-- Aim of the task --
From the entries provided below, copy each line that contains the word "title".

-- Data supplied --

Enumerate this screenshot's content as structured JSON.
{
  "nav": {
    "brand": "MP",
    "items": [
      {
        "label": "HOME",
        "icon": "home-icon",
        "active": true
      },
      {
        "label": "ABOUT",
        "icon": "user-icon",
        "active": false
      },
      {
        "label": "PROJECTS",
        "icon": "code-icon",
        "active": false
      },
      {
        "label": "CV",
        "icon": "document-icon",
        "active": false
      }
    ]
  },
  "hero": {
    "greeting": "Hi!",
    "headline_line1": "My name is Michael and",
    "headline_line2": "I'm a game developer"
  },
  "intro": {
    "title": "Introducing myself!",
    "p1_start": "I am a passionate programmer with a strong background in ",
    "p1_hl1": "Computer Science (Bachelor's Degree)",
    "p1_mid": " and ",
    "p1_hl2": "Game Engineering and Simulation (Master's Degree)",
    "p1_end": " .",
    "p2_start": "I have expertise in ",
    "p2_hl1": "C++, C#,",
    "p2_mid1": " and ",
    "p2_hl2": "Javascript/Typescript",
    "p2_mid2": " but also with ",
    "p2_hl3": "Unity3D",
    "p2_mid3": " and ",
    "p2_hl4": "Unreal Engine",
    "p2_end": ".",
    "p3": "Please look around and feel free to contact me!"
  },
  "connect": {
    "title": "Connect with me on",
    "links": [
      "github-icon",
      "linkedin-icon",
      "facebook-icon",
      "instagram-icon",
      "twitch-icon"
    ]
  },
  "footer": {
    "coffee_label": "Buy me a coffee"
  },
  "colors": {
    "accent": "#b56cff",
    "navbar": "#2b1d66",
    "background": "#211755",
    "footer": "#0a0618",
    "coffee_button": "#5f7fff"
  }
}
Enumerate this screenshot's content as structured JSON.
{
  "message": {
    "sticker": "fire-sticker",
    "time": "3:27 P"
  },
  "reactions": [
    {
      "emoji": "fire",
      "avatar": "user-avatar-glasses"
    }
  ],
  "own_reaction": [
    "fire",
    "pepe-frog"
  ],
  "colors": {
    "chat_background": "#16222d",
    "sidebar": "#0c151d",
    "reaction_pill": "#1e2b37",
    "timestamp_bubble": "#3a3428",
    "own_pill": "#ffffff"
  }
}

-- The answer --
    "title": "Introducing myself!",
    "title": "Connect with me on",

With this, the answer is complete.